Task details: You are to retype all of the data exactly as it appears.
[START OF Entries supplied]
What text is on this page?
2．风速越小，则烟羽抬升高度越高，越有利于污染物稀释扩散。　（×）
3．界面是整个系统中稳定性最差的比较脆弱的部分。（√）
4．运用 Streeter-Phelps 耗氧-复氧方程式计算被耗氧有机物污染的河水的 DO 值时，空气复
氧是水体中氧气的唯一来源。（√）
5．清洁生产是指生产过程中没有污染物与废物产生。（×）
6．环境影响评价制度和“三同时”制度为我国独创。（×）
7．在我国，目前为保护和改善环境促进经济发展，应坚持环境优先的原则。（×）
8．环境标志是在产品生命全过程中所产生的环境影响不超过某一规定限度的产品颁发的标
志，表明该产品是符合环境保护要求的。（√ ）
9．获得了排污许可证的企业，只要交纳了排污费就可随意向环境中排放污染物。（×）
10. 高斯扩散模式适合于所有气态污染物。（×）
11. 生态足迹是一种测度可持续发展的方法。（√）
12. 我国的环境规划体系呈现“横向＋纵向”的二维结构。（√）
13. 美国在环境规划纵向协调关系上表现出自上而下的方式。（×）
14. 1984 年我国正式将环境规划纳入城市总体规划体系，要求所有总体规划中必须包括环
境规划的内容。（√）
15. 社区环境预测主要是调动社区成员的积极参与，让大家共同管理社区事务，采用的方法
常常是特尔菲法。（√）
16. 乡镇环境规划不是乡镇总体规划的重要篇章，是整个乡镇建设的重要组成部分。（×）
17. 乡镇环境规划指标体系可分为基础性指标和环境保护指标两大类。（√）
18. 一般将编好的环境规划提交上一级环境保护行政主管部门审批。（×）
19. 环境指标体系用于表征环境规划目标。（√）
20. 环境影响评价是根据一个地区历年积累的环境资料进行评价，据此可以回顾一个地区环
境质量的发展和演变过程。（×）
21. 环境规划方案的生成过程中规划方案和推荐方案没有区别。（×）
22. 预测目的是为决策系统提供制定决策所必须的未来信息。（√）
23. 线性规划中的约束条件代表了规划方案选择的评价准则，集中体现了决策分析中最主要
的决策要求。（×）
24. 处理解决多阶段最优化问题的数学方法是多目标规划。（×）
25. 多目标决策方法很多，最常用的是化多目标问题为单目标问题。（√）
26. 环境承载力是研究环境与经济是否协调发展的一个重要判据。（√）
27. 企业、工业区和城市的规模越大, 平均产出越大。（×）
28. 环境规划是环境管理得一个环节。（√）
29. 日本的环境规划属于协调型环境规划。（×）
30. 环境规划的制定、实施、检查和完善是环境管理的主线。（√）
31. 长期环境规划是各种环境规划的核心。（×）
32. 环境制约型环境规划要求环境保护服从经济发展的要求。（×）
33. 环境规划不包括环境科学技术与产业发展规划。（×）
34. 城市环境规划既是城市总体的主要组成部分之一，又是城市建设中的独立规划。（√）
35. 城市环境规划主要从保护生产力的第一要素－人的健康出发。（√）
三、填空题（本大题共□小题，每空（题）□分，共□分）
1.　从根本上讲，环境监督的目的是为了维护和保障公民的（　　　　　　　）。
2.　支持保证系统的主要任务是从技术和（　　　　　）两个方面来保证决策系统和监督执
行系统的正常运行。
[END OF Entries supplied]
Result of the task:
What text is on this page?
2．风速越小，则烟羽抬升高度越高，越有利于污染物稀释扩散。　（×）
3．界面是整个系统中稳定性最差的比较脆弱的部分。（√）
4．运用 Streeter-Phelps 耗氧-复氧方程式计算被耗氧有机物污染的河水的 DO 值时，空气复
氧是水体中氧气的唯一来源。（√）
5．清洁生产是指生产过程中没有污染物与废物产生。（×）
6．环境影响评价制度和“三同时”制度为我国独创。（×）
7．在我国，目前为保护和改善环境促进经济发展，应坚持环境优先的原则。（×）
8．环境标志是在产品生命全过程中所产生的环境影响不超过某一规定限度的产品颁发的标
志，表明该产品是符合环境保护要求的。（√ ）
9．获得了排污许可证的企业，只要交纳了排污费就可随意向环境中排放污染物。（×）
10. 高斯扩散模式适合于所有气态污染物。（×）
11. 生态足迹是一种测度可持续发展的方法。（√）
12. 我国的环境规划体系呈现“横向＋纵向”的二维结构。（√）
13. 美国在环境规划纵向协调关系上表现出自上而下的方式。（×）
14. 1984 年我国正式将环境规划纳入城市总体规划体系，要求所有总体规划中必须包括环
境规划的内容。（√）
15. 社区环境预测主要是调动社区成员的积极参与，让大家共同管理社区事务，采用的方法
常常是特尔菲法。（√）
16. 乡镇环境规划不是乡镇总体规划的重要篇章，是整个乡镇建设的重要组成部分。（×）
17. 乡镇环境规划指标体系可分为基础性指标和环境保护指标两大类。（√）
18. 一般将编好的环境规划提交上一级环境保护行政主管部门审批。（×）
19. 环境指标体系用于表征环境规划目标。（√）
20. 环境影响评价是根据一个地区历年积累的环境资料进行评价，据此可以回顾一个地区环
境质量的发展和演变过程。（×）
21. 环境规划方案的生成过程中规划方案和推荐方案没有区别。（×）
22. 预测目的是为决策系统提供制定决策所必须的未来信息。（√）
23. 线性规划中的约束条件代表了规划方案选择的评价准则，集中体现了决策分析中最主要
的决策要求。（×）
24. 处理解决多阶段最优化问题的数学方法是多目标规划。（×）
25. 多目标决策方法很多，最常用的是化多目标问题为单目标问题。（√）
26. 环境承载力是研究环境与经济是否协调发展的一个重要判据。（√）
27. 企业、工业区和城市的规模越大, 平均产出越大。（×）
28. 环境规划是环境管理得一个环节。（√）
29. 日本的环境规划属于协调型环境规划。（×）
30. 环境规划的制定、实施、检查和完善是环境管理的主线。（√）
31. 长期环境规划是各种环境规划的核心。（×）
32. 环境制约型环境规划要求环境保护服从经济发展的要求。（×）
33. 环境规划不包括环境科学技术与产业发展规划。（×）
34. 城市环境规划既是城市总体的主要组成部分之一，又是城市建设中的独立规划。（√）
35. 城市环境规划主要从保护生产力的第一要素－人的健康出发。（√）
三、填空题（本大题共□小题，每空（题）□分，共□分）
1.　从根本上讲，环境监督的目的是为了维护和保障公民的（　　　　　　　）。
2.　支持保证系统的主要任务是从技术和（　　　　　）两个方面来保证决策系统和监督执
行系统的正常运行。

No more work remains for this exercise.